*TASK OBJECTIVE*
Reproduce every line in the listing that contains the word "Layer".

*INPUT FOR THIS TASK*
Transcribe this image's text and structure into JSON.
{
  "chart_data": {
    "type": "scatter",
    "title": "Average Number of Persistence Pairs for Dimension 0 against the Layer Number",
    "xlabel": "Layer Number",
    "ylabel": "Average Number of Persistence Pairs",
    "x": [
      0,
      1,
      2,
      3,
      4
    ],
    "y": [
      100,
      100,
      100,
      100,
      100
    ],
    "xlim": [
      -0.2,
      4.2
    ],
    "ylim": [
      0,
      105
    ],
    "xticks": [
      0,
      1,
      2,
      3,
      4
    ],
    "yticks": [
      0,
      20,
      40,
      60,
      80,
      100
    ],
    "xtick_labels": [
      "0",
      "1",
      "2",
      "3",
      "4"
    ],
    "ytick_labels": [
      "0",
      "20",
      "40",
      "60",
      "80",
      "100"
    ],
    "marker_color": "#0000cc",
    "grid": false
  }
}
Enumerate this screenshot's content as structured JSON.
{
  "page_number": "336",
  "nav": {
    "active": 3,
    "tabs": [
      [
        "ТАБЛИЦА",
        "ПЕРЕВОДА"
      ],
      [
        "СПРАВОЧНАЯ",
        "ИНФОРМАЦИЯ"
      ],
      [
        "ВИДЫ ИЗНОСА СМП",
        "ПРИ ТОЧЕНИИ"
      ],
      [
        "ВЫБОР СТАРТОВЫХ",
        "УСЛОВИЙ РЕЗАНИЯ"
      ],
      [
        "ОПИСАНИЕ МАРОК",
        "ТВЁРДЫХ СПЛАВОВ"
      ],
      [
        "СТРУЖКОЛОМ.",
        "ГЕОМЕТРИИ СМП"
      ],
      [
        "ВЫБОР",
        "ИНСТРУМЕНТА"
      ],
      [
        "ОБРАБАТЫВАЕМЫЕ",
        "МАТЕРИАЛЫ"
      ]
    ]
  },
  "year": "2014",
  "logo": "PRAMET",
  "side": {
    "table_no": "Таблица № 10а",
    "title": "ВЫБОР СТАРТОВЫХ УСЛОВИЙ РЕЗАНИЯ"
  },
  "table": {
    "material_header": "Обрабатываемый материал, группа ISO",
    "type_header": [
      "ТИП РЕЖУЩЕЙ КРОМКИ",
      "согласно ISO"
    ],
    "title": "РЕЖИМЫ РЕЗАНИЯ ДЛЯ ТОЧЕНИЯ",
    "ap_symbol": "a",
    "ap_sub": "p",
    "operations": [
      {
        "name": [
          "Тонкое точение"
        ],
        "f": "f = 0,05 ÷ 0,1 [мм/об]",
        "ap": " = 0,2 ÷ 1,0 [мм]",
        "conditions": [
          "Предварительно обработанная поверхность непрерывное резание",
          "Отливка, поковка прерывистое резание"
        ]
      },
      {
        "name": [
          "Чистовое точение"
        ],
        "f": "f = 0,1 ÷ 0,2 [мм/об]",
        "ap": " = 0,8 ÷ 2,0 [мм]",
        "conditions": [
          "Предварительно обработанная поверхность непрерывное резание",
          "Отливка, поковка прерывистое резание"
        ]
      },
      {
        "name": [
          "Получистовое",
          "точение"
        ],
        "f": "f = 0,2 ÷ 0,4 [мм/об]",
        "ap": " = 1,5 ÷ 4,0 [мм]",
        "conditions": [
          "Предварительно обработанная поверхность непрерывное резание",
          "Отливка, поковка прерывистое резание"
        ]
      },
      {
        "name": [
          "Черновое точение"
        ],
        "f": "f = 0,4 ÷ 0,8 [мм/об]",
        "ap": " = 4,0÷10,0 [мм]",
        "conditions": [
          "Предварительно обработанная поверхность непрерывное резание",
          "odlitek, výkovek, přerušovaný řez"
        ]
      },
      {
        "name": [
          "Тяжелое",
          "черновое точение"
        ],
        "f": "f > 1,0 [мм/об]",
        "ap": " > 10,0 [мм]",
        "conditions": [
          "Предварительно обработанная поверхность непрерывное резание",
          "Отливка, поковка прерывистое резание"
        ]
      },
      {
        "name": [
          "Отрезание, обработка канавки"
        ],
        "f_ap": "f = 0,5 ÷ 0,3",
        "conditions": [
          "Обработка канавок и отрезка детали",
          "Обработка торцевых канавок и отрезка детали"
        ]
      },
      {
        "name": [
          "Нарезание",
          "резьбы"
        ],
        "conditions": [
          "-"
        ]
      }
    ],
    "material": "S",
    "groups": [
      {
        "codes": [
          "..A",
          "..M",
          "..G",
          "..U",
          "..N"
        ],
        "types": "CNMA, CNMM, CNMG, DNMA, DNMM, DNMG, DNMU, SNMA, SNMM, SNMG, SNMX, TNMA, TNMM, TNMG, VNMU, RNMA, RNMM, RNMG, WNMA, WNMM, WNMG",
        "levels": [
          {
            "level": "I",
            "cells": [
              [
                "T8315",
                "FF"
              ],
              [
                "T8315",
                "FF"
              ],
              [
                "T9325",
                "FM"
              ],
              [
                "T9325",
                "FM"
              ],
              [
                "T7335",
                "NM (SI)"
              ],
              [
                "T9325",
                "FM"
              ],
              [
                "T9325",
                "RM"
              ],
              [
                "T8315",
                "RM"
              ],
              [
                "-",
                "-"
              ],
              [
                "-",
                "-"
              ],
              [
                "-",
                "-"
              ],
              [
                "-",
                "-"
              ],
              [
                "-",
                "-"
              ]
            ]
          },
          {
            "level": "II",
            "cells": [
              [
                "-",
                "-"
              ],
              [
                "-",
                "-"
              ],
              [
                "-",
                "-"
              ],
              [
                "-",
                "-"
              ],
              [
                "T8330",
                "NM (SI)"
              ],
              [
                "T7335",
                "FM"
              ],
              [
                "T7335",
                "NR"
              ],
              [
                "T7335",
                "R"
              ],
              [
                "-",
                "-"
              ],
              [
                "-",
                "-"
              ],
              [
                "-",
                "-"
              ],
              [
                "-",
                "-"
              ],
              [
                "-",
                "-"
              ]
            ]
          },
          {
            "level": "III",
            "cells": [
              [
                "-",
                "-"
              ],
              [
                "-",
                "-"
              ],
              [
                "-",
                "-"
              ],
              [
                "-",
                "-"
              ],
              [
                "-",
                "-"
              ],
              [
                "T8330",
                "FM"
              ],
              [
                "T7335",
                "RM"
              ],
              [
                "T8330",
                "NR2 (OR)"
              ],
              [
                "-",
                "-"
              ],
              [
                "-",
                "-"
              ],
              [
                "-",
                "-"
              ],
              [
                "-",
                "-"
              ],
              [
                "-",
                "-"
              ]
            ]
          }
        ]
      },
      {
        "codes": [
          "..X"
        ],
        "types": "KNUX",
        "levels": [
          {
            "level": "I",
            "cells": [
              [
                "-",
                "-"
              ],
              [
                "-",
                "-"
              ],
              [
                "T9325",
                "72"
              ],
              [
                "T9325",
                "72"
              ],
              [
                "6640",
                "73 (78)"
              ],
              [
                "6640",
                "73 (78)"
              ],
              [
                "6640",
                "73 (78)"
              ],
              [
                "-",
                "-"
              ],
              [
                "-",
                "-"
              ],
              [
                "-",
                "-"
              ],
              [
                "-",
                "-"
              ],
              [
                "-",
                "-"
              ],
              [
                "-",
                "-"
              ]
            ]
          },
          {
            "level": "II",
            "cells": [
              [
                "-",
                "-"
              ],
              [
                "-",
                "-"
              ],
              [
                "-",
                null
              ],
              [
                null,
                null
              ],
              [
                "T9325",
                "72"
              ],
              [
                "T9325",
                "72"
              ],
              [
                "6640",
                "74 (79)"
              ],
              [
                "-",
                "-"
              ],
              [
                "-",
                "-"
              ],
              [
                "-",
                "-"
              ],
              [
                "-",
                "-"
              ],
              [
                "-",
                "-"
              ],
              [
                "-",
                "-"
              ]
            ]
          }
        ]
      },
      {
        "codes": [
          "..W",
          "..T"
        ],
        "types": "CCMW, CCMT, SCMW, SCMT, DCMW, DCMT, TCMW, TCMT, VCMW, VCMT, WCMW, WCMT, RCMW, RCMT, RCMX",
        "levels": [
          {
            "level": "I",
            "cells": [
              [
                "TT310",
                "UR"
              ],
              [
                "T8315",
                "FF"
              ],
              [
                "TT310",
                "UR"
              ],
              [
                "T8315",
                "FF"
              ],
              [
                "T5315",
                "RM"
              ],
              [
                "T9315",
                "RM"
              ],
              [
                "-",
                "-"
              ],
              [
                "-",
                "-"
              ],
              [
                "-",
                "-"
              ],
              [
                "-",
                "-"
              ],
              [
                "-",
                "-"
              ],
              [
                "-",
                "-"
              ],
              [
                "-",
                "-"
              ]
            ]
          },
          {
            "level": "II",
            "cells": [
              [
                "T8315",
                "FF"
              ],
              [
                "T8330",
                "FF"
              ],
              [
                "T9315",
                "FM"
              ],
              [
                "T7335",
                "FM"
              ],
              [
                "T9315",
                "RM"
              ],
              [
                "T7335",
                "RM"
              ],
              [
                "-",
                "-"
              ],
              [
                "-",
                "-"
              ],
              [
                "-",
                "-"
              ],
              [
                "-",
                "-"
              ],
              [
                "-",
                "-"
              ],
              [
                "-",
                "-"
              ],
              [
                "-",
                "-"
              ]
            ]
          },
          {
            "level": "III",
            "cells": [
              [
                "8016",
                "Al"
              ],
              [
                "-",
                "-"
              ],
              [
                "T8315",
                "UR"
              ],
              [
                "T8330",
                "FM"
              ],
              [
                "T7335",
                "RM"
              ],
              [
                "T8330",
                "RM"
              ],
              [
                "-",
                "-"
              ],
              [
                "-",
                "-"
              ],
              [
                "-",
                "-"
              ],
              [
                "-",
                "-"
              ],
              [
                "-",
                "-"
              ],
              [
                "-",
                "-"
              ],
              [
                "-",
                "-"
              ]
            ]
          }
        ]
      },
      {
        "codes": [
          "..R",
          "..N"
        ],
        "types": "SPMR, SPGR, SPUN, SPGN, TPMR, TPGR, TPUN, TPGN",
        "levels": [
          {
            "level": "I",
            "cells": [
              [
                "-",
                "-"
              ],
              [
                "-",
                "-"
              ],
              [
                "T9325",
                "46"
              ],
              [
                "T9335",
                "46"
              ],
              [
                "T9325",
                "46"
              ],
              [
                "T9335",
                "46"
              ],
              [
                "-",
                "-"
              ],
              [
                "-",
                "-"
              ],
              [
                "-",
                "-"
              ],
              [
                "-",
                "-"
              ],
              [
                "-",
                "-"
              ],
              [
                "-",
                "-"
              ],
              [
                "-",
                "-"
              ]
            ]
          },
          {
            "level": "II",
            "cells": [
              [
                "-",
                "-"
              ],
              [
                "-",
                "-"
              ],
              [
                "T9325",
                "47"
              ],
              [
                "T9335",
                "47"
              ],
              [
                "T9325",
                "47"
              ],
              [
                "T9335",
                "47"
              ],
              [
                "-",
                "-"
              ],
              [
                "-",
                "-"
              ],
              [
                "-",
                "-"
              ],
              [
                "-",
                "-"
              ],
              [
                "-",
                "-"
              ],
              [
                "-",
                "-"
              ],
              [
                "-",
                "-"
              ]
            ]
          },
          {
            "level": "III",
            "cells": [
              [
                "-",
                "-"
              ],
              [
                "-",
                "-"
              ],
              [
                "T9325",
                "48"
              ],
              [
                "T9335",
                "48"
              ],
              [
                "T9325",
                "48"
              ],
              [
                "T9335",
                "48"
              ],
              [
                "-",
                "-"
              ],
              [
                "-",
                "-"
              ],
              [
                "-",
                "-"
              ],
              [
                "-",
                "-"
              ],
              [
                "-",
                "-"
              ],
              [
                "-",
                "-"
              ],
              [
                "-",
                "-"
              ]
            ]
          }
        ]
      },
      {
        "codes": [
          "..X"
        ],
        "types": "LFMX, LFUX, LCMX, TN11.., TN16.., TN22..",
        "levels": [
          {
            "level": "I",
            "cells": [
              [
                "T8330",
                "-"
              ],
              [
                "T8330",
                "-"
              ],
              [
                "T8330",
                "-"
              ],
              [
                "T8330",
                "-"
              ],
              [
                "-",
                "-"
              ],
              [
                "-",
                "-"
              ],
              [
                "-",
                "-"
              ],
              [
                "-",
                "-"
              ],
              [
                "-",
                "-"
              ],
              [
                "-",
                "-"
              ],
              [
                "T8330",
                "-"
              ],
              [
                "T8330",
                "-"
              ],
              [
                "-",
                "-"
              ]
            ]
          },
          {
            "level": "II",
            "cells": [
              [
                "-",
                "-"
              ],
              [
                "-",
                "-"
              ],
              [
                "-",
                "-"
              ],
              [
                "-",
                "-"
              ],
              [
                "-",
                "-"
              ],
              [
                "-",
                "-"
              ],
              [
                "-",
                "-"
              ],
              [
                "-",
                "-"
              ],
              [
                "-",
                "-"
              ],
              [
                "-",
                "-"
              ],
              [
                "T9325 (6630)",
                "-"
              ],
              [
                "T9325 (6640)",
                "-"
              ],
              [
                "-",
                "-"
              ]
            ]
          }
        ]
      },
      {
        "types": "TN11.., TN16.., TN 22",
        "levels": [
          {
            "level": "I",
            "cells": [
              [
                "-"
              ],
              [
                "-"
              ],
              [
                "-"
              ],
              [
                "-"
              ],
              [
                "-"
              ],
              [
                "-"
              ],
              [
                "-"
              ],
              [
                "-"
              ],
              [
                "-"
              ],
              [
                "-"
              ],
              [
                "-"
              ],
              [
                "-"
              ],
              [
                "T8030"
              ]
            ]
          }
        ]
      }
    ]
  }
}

*EXERCISE OUTPUT*
    "title": "Average Number of Persistence Pairs for Dimension 0 against the Layer Number",
    "xlabel": "Layer Number",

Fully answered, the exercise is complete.